Leave out the pictures and repeat the rest of the material exactly.
━━━━━ Input rows
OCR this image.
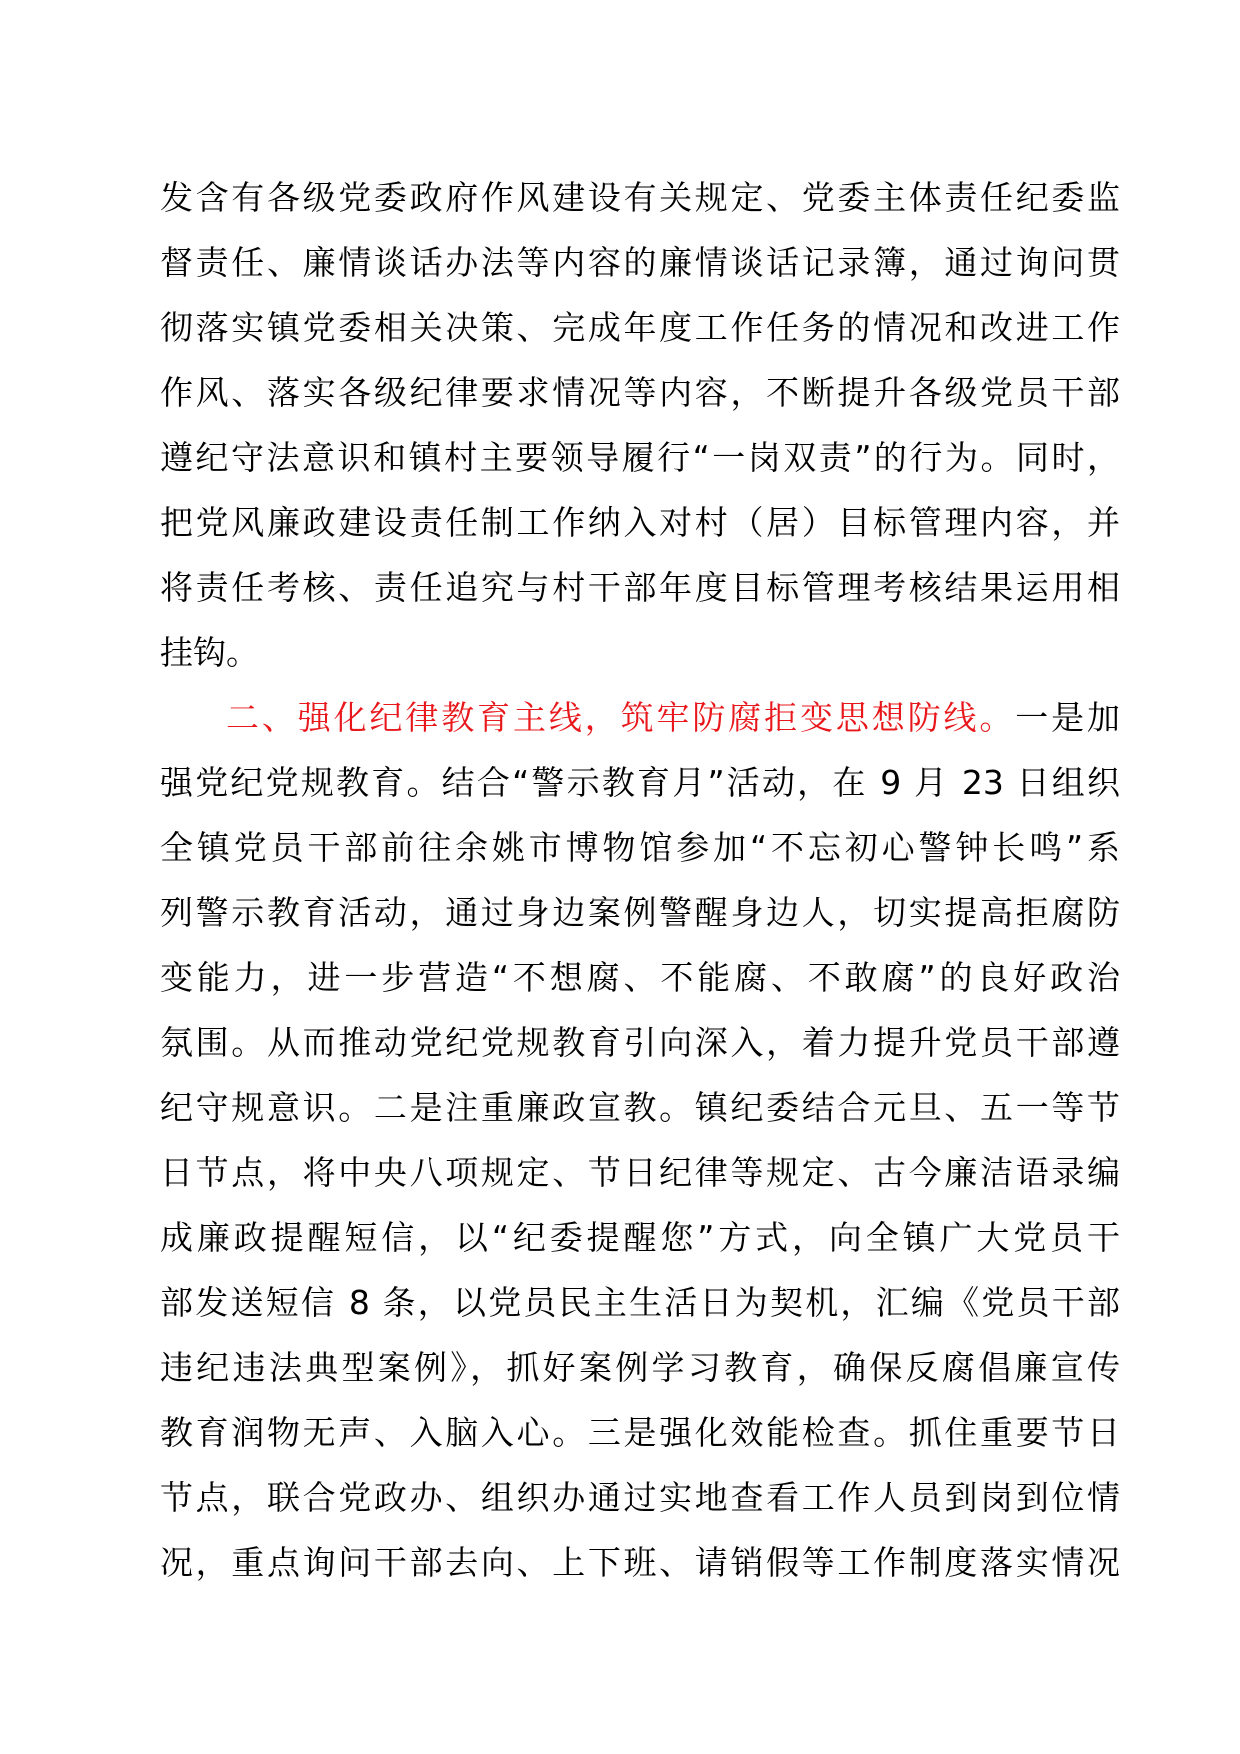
发含有各级党委政府作风建设有关规定、党委主体责任纪委监
督责任、廉情谈话办法等内容的廉情谈话记录簿，通过询问贯
彻落实镇党委相关决策、完成年度工作任务的情况和改进工作
作风、落实各级纪律要求情况等内容，不断提升各级党员干部
遵纪守法意识和镇村主要领导履行“一岗双责”的行为。同时，
把党风廉政建设责任制工作纳入对村（居）目标管理内容，并
将责任考核、责任追究与村干部年度目标管理考核结果运用相
挂钩。
二、强化纪律教育主线，筑牢防腐拒变思想防线。一是加
强党纪党规教育。结合“警示教育月”活动，在 9 月 23 日组织
全镇党员干部前往余姚市博物馆参加“不忘初心警钟长鸣”系
列警示教育活动，通过身边案例警醒身边人，切实提高拒腐防
变能力，进一步营造“不想腐、不能腐、不敢腐”的良好政治
氛围。从而推动党纪党规教育引向深入，着力提升党员干部遵
纪守规意识。二是注重廉政宣教。镇纪委结合元旦、五一等节
日节点，将中央八项规定、节日纪律等规定、古今廉洁语录编
成廉政提醒短信，以“纪委提醒您”方式，向全镇广大党员干
部发送短信 8 条，以党员民主生活日为契机，汇编《党员干部
违纪违法典型案例》，抓好案例学习教育，确保反腐倡廉宣传
教育润物无声、入脑入心。三是强化效能检查。抓住重要节日
节点，联合党政办、组织办通过实地查看工作人员到岗到位情
况，重点询问干部去向、上下班、请销假等工作制度落实情况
━━━━━━━━━━
**Solution to the problem:**
OCR this image.
发含有各级党委政府作风建设有关规定、党委主体责任纪委监
督责任、廉情谈话办法等内容的廉情谈话记录簿，通过询问贯
彻落实镇党委相关决策、完成年度工作任务的情况和改进工作
作风、落实各级纪律要求情况等内容，不断提升各级党员干部
遵纪守法意识和镇村主要领导履行“一岗双责”的行为。同时，
把党风廉政建设责任制工作纳入对村（居）目标管理内容，并
将责任考核、责任追究与村干部年度目标管理考核结果运用相
挂钩。
二、强化纪律教育主线，筑牢防腐拒变思想防线。一是加
强党纪党规教育。结合“警示教育月”活动，在 9 月 23 日组织
全镇党员干部前往余姚市博物馆参加“不忘初心警钟长鸣”系
列警示教育活动，通过身边案例警醒身边人，切实提高拒腐防
变能力，进一步营造“不想腐、不能腐、不敢腐”的良好政治
氛围。从而推动党纪党规教育引向深入，着力提升党员干部遵
纪守规意识。二是注重廉政宣教。镇纪委结合元旦、五一等节
日节点，将中央八项规定、节日纪律等规定、古今廉洁语录编
成廉政提醒短信，以“纪委提醒您”方式，向全镇广大党员干
部发送短信 8 条，以党员民主生活日为契机，汇编《党员干部
违纪违法典型案例》，抓好案例学习教育，确保反腐倡廉宣传
教育润物无声、入脑入心。三是强化效能检查。抓住重要节日
节点，联合党政办、组织办通过实地查看工作人员到岗到位情
况，重点询问干部去向、上下班、请销假等工作制度落实情况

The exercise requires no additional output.